Instruction:
Reproduce the listing below verbatim.

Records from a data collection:
******

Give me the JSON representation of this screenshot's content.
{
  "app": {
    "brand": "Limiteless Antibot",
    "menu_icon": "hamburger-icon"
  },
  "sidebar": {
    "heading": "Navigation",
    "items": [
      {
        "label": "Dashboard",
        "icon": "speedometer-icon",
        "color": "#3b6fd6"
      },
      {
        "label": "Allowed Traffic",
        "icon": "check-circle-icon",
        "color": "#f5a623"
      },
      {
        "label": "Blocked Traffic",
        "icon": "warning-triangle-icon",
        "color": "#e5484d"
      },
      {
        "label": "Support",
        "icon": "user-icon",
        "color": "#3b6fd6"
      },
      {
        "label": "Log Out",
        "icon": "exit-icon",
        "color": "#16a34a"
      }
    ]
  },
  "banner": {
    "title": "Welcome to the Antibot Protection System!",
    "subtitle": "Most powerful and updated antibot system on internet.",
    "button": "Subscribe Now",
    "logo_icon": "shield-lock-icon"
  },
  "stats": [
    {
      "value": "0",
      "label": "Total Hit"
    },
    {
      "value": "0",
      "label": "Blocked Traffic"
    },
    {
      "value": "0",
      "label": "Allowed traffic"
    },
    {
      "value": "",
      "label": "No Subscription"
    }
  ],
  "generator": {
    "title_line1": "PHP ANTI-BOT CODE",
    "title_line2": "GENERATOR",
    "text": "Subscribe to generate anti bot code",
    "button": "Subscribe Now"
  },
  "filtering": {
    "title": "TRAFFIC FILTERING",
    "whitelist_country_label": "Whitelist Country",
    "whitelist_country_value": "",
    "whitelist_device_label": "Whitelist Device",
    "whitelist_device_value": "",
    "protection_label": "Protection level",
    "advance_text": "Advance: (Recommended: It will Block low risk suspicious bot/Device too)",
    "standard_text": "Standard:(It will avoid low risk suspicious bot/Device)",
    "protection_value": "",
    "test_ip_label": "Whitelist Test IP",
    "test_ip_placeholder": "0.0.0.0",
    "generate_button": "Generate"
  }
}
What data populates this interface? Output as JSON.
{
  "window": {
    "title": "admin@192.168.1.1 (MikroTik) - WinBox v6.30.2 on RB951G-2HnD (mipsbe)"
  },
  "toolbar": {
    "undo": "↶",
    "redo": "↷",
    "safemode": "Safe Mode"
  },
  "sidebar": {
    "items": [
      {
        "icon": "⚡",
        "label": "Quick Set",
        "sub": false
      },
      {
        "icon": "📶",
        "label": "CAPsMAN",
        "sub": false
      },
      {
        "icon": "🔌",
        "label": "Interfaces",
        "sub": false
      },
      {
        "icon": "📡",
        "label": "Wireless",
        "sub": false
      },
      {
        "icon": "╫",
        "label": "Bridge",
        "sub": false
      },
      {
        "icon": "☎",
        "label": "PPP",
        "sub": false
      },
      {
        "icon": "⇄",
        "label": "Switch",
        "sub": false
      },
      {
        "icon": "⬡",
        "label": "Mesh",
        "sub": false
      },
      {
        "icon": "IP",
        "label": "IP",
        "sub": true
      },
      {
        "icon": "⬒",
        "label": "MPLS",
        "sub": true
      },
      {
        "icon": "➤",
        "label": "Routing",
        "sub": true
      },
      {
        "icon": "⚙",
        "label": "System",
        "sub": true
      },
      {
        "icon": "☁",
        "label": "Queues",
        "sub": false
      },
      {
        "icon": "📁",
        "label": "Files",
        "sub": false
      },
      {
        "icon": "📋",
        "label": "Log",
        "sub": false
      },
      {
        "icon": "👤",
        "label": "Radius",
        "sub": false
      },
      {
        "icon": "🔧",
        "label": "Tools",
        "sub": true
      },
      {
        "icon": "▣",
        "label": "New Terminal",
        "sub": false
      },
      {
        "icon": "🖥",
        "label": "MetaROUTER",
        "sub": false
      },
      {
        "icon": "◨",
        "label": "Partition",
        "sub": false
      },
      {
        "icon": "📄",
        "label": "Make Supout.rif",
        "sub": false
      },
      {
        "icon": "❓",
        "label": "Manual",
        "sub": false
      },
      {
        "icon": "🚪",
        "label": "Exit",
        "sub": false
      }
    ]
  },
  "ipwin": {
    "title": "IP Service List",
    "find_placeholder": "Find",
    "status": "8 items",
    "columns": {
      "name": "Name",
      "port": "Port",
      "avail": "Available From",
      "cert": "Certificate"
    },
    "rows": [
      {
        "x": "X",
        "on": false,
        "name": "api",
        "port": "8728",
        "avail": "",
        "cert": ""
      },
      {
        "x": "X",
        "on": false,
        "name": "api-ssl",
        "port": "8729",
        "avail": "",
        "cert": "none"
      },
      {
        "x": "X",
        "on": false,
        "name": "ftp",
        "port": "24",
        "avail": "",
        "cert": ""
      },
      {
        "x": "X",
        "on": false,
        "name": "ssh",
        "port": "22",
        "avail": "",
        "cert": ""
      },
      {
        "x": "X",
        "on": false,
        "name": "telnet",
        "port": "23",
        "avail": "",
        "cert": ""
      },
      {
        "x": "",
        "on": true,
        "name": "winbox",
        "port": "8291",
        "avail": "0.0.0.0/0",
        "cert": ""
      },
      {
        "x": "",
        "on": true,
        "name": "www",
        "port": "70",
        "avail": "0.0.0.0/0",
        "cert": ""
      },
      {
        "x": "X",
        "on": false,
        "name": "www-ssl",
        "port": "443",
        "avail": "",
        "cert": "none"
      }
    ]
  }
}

******

Written solution:
Give me the JSON representation of this screenshot's content.
{
  "app": {
    "brand": "Limiteless Antibot",
    "menu_icon": "hamburger-icon"
  },
  "sidebar": {
    "heading": "Navigation",
    "items": [
      {
        "label": "Dashboard",
        "icon": "speedometer-icon",
        "color": "#3b6fd6"
      },
      {
        "label": "Allowed Traffic",
        "icon": "check-circle-icon",
        "color": "#f5a623"
      },
      {
        "label": "Blocked Traffic",
        "icon": "warning-triangle-icon",
        "color": "#e5484d"
      },
      {
        "label": "Support",
        "icon": "user-icon",
        "color": "#3b6fd6"
      },
      {
        "label": "Log Out",
        "icon": "exit-icon",
        "color": "#16a34a"
      }
    ]
  },
  "banner": {
    "title": "Welcome to the Antibot Protection System!",
    "subtitle": "Most powerful and updated antibot system on internet.",
    "button": "Subscribe Now",
    "logo_icon": "shield-lock-icon"
  },
  "stats": [
    {
      "value": "0",
      "label": "Total Hit"
    },
    {
      "value": "0",
      "label": "Blocked Traffic"
    },
    {
      "value": "0",
      "label": "Allowed traffic"
    },
    {
      "value": "",
      "label": "No Subscription"
    }
  ],
  "generator": {
    "title_line1": "PHP ANTI-BOT CODE",
    "title_line2": "GENERATOR",
    "text": "Subscribe to generate anti bot code",
    "button": "Subscribe Now"
  },
  "filtering": {
    "title": "TRAFFIC FILTERING",
    "whitelist_country_label": "Whitelist Country",
    "whitelist_country_value": "",
    "whitelist_device_label": "Whitelist Device",
    "whitelist_device_value": "",
    "protection_label": "Protection level",
    "advance_text": "Advance: (Recommended: It will Block low risk suspicious bot/Device too)",
    "standard_text": "Standard:(It will avoid low risk suspicious bot/Device)",
    "protection_value": "",
    "test_ip_label": "Whitelist Test IP",
    "test_ip_placeholder": "0.0.0.0",
    "generate_button": "Generate"
  }
}
What data populates this interface? Output as JSON.
{
  "window": {
    "title": "admin@192.168.1.1 (MikroTik) - WinBox v6.30.2 on RB951G-2HnD (mipsbe)"
  },
  "toolbar": {
    "undo": "↶",
    "redo": "↷",
    "safemode": "Safe Mode"
  },
  "sidebar": {
    "items": [
      {
        "icon": "⚡",
        "label": "Quick Set",
        "sub": false
      },
      {
        "icon": "📶",
        "label": "CAPsMAN",
        "sub": false
      },
      {
        "icon": "🔌",
        "label": "Interfaces",
        "sub": false
      },
      {
        "icon": "📡",
        "label": "Wireless",
        "sub": false
      },
      {
        "icon": "╫",
        "label": "Bridge",
        "sub": false
      },
      {
        "icon": "☎",
        "label": "PPP",
        "sub": false
      },
      {
        "icon": "⇄",
        "label": "Switch",
        "sub": false
      },
      {
        "icon": "⬡",
        "label": "Mesh",
        "sub": false
      },
      {
        "icon": "IP",
        "label": "IP",
        "sub": true
      },
      {
        "icon": "⬒",
        "label": "MPLS",
        "sub": true
      },
      {
        "icon": "➤",
        "label": "Routing",
        "sub": true
      },
      {
        "icon": "⚙",
        "label": "System",
        "sub": true
      },
      {
        "icon": "☁",
        "label": "Queues",
        "sub": false
      },
      {
        "icon": "📁",
        "label": "Files",
        "sub": false
      },
      {
        "icon": "📋",
        "label": "Log",
        "sub": false
      },
      {
        "icon": "👤",
        "label": "Radius",
        "sub": false
      },
      {
        "icon": "🔧",
        "label": "Tools",
        "sub": true
      },
      {
        "icon": "▣",
        "label": "New Terminal",
        "sub": false
      },
      {
        "icon": "🖥",
        "label": "MetaROUTER",
        "sub": false
      },
      {
        "icon": "◨",
        "label": "Partition",
        "sub": false
      },
      {
        "icon": "📄",
        "label": "Make Supout.rif",
        "sub": false
      },
      {
        "icon": "❓",
        "label": "Manual",
        "sub": false
      },
      {
        "icon": "🚪",
        "label": "Exit",
        "sub": false
      }
    ]
  },
  "ipwin": {
    "title": "IP Service List",
    "find_placeholder": "Find",
    "status": "8 items",
    "columns": {
      "name": "Name",
      "port": "Port",
      "avail": "Available From",
      "cert": "Certificate"
    },
    "rows": [
      {
        "x": "X",
        "on": false,
        "name": "api",
        "port": "8728",
        "avail": "",
        "cert": ""
      },
      {
        "x": "X",
        "on": false,
        "name": "api-ssl",
        "port": "8729",
        "avail": "",
        "cert": "none"
      },
      {
        "x": "X",
        "on": false,
        "name": "ftp",
        "port": "24",
        "avail": "",
        "cert": ""
      },
      {
        "x": "X",
        "on": false,
        "name": "ssh",
        "port": "22",
        "avail": "",
        "cert": ""
      },
      {
        "x": "X",
        "on": false,
        "name": "telnet",
        "port": "23",
        "avail": "",
        "cert": ""
      },
      {
        "x": "",
        "on": true,
        "name": "winbox",
        "port": "8291",
        "avail": "0.0.0.0/0",
        "cert": ""
      },
      {
        "x": "",
        "on": true,
        "name": "www",
        "port": "70",
        "avail": "0.0.0.0/0",
        "cert": ""
      },
      {
        "x": "X",
        "on": false,
        "name": "www-ssl",
        "port": "443",
        "avail": "",
        "cert": "none"
      }
    ]
  }
}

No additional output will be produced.